** RECORDS PROVIDED **

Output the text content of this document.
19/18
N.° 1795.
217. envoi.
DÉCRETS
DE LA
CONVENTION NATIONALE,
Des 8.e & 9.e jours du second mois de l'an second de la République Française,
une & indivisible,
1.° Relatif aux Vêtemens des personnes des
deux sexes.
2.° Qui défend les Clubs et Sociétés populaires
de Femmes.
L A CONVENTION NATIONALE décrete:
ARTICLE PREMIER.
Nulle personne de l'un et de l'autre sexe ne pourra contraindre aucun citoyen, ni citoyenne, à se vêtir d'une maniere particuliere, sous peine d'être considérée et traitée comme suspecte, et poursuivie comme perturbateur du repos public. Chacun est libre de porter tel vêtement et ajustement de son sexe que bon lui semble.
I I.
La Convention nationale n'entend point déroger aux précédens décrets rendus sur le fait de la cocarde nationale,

** WHAT THE TASK ASKS **
All of the entries above should be written out again exactly.

** TASK ANSWER **
Output the text content of this document.
19/18
N.° 1795.
217. envoi.
DÉCRETS
DE LA
CONVENTION NATIONALE,
Des 8.e & 9.e jours du second mois de l'an second de la République Française,
une & indivisible,
1.° Relatif aux Vêtemens des personnes des
deux sexes.
2.° Qui défend les Clubs et Sociétés populaires
de Femmes.
L A CONVENTION NATIONALE décrete:
ARTICLE PREMIER.
Nulle personne de l'un et de l'autre sexe ne pourra contraindre aucun citoyen, ni citoyenne, à se vêtir d'une maniere particuliere, sous peine d'être considérée et traitée comme suspecte, et poursuivie comme perturbateur du repos public. Chacun est libre de porter tel vêtement et ajustement de son sexe que bon lui semble.
I I.
La Convention nationale n'entend point déroger aux précédens décrets rendus sur le fait de la cocarde nationale,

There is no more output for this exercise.